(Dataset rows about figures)
---

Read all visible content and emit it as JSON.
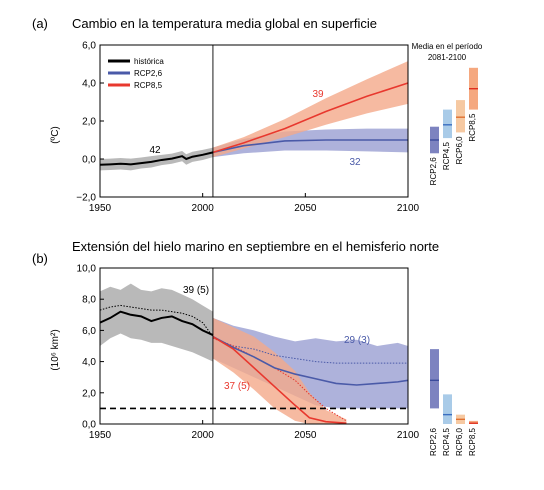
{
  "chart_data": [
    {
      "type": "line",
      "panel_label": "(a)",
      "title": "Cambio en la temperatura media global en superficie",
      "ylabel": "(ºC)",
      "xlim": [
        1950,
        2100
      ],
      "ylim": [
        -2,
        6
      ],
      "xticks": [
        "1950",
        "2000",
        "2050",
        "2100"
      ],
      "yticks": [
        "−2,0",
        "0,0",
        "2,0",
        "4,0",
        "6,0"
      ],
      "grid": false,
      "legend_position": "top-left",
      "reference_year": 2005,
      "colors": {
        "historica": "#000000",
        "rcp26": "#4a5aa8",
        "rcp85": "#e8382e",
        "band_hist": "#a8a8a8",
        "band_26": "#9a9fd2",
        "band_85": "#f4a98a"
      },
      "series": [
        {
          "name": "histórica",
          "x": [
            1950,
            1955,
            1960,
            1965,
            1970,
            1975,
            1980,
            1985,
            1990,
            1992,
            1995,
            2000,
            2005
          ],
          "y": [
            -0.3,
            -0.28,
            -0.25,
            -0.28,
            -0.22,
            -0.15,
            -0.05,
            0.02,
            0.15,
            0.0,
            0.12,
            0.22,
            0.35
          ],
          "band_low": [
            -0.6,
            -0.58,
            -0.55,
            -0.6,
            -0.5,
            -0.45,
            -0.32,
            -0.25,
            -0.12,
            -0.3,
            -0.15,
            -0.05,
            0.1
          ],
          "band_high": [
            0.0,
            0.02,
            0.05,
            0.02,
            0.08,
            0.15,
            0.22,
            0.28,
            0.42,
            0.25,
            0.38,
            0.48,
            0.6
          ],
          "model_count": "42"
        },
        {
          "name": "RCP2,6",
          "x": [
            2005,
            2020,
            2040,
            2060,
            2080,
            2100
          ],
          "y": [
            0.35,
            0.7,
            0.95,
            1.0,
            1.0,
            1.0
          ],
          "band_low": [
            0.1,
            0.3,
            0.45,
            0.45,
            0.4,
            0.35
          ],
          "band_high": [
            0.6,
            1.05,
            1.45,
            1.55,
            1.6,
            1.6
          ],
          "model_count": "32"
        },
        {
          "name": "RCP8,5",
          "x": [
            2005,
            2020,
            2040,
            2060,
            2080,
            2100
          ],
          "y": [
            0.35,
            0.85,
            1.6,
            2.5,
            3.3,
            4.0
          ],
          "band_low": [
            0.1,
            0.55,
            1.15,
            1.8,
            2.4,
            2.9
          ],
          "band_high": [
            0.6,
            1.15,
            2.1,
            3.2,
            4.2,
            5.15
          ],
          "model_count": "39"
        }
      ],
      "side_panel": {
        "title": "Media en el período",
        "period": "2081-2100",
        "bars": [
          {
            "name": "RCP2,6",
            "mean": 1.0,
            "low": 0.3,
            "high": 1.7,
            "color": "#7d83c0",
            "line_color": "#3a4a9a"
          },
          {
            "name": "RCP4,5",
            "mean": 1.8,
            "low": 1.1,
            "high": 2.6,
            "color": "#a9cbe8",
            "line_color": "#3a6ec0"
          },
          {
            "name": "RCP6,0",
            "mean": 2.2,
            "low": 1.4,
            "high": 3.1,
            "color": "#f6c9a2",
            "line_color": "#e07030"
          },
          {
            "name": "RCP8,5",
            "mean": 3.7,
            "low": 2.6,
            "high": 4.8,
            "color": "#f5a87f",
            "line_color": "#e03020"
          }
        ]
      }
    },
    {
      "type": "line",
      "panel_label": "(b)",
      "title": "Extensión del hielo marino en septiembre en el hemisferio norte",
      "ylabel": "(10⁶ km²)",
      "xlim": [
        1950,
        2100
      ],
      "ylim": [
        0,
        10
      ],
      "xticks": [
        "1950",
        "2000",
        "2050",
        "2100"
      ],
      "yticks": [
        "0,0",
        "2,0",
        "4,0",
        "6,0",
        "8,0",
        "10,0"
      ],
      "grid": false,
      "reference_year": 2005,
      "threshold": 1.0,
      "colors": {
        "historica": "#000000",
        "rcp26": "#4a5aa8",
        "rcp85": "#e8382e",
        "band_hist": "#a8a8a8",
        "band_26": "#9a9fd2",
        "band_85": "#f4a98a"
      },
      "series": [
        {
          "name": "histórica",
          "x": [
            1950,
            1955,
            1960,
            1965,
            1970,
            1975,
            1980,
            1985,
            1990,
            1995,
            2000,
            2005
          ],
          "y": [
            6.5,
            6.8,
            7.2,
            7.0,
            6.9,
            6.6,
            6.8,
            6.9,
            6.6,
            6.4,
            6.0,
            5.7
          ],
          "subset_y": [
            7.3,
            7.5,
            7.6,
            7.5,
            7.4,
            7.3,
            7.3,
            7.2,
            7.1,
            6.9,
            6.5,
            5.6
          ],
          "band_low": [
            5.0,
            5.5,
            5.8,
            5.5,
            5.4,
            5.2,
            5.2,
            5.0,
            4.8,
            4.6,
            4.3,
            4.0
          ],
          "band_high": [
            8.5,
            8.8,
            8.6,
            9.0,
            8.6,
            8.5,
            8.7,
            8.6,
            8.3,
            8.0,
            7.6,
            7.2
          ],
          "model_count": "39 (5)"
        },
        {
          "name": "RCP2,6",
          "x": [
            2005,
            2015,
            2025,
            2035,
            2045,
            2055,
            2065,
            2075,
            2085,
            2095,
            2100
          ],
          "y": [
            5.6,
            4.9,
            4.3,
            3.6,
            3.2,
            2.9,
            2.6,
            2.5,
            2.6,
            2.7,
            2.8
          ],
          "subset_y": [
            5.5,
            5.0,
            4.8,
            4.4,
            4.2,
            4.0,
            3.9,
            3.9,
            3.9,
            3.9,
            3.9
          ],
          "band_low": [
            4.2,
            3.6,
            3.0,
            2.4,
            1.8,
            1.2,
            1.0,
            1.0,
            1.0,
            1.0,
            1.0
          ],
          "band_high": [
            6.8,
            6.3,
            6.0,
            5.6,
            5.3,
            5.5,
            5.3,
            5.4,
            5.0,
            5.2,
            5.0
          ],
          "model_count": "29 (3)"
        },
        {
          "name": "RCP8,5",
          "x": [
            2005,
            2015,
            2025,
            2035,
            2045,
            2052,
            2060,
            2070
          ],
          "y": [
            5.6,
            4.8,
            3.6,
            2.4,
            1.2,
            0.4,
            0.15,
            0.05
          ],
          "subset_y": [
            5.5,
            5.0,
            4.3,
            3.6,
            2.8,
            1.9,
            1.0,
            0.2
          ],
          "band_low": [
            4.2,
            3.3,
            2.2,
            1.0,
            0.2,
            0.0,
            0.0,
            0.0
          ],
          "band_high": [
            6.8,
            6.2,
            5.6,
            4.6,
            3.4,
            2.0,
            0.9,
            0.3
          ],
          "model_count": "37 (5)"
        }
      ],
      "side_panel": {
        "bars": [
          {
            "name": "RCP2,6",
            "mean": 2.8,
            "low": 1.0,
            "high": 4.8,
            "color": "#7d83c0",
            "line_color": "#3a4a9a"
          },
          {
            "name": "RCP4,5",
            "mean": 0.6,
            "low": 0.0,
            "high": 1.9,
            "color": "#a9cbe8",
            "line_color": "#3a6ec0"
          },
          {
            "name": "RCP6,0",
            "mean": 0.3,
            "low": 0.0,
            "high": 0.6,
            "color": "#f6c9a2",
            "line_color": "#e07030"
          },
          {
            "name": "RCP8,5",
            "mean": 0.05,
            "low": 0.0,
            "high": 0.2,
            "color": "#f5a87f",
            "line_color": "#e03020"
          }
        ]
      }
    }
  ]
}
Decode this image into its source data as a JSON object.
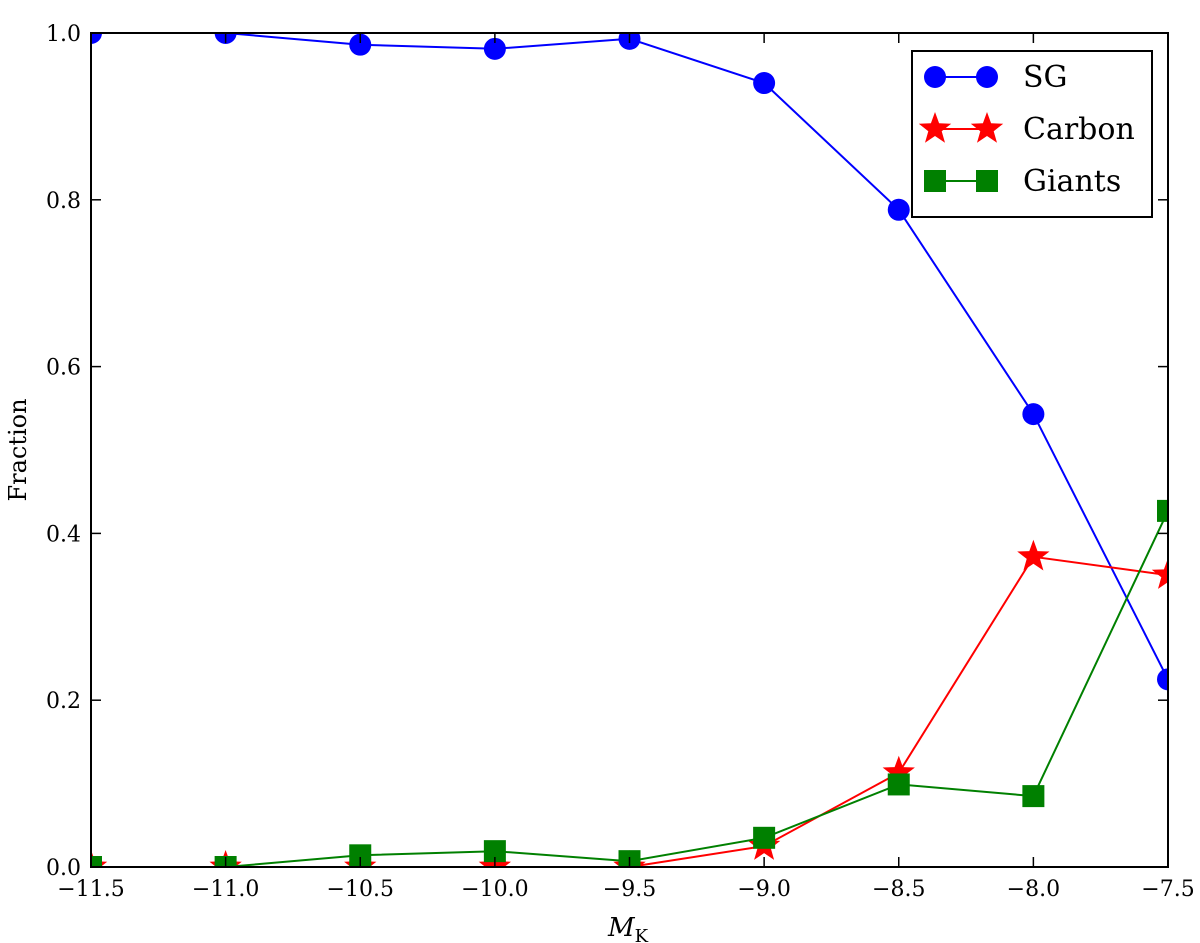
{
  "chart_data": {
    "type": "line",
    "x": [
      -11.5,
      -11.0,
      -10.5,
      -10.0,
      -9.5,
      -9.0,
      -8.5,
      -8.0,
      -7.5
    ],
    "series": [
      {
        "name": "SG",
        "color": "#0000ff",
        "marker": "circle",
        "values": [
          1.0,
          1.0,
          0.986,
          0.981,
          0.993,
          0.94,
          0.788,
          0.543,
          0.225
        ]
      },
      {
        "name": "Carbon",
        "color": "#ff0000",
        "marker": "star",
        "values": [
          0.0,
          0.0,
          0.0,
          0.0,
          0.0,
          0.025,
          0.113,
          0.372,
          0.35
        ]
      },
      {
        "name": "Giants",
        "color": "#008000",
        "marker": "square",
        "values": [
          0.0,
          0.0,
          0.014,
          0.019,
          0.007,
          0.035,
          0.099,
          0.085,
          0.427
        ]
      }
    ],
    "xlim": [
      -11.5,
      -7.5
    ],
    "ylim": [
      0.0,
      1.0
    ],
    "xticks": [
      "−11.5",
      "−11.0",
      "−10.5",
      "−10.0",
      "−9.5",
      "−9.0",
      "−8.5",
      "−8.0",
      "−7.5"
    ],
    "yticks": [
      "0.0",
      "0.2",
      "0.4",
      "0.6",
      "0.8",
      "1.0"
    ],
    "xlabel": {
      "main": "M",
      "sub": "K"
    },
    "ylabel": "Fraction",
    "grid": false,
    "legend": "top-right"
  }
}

---

- Directive:
Excluding pictures, copy exactly the lines from the line containing "Decode this image" through the last line of the data, inclusive.

- Task result:
Decode this image into its source data as a JSON object.
{
  "chart_data": {
    "type": "line",
    "x": [
      -11.5,
      -11.0,
      -10.5,
      -10.0,
      -9.5,
      -9.0,
      -8.5,
      -8.0,
      -7.5
    ],
    "series": [
      {
        "name": "SG",
        "color": "#0000ff",
        "marker": "circle",
        "values": [
          1.0,
          1.0,
          0.986,
          0.981,
          0.993,
          0.94,
          0.788,
          0.543,
          0.225
        ]
      },
      {
        "name": "Carbon",
        "color": "#ff0000",
        "marker": "star",
        "values": [
          0.0,
          0.0,
          0.0,
          0.0,
          0.0,
          0.025,
          0.113,
          0.372,
          0.35
        ]
      },
      {
        "name": "Giants",
        "color": "#008000",
        "marker": "square",
        "values": [
          0.0,
          0.0,
          0.014,
          0.019,
          0.007,
          0.035,
          0.099,
          0.085,
          0.427
        ]
      }
    ],
    "xlim": [
      -11.5,
      -7.5
    ],
    "ylim": [
      0.0,
      1.0
    ],
    "xticks": [
      "−11.5",
      "−11.0",
      "−10.5",
      "−10.0",
      "−9.5",
      "−9.0",
      "−8.5",
      "−8.0",
      "−7.5"
    ],
    "yticks": [
      "0.0",
      "0.2",
      "0.4",
      "0.6",
      "0.8",
      "1.0"
    ],
    "xlabel": {
      "main": "M",
      "sub": "K"
    },
    "ylabel": "Fraction",
    "grid": false,
    "legend": "top-right"
  }
}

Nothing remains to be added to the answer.